» Provided information:
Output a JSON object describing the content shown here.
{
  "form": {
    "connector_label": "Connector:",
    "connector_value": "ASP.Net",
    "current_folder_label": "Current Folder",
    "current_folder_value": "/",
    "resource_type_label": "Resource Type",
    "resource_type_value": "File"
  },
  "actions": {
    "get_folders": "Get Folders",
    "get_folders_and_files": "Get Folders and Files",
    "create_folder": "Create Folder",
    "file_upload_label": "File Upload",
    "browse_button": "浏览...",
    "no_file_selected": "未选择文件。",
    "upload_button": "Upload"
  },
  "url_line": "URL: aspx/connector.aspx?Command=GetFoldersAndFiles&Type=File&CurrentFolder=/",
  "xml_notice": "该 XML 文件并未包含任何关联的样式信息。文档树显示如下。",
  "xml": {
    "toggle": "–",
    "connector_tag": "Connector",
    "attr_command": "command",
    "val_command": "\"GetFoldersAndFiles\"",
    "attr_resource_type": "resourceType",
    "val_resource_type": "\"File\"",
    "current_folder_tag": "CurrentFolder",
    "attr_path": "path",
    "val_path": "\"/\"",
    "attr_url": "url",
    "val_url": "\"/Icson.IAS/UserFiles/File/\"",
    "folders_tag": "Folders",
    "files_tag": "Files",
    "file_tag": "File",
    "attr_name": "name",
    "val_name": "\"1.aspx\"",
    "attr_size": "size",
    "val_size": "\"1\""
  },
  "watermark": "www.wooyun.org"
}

» Set task: Repeat the records above in full, character for character.

» Result:
Output a JSON object describing the content shown here.
{
  "form": {
    "connector_label": "Connector:",
    "connector_value": "ASP.Net",
    "current_folder_label": "Current Folder",
    "current_folder_value": "/",
    "resource_type_label": "Resource Type",
    "resource_type_value": "File"
  },
  "actions": {
    "get_folders": "Get Folders",
    "get_folders_and_files": "Get Folders and Files",
    "create_folder": "Create Folder",
    "file_upload_label": "File Upload",
    "browse_button": "浏览...",
    "no_file_selected": "未选择文件。",
    "upload_button": "Upload"
  },
  "url_line": "URL: aspx/connector.aspx?Command=GetFoldersAndFiles&Type=File&CurrentFolder=/",
  "xml_notice": "该 XML 文件并未包含任何关联的样式信息。文档树显示如下。",
  "xml": {
    "toggle": "–",
    "connector_tag": "Connector",
    "attr_command": "command",
    "val_command": "\"GetFoldersAndFiles\"",
    "attr_resource_type": "resourceType",
    "val_resource_type": "\"File\"",
    "current_folder_tag": "CurrentFolder",
    "attr_path": "path",
    "val_path": "\"/\"",
    "attr_url": "url",
    "val_url": "\"/Icson.IAS/UserFiles/File/\"",
    "folders_tag": "Folders",
    "files_tag": "Files",
    "file_tag": "File",
    "attr_name": "name",
    "val_name": "\"1.aspx\"",
    "attr_size": "size",
    "val_size": "\"1\""
  },
  "watermark": "www.wooyun.org"
}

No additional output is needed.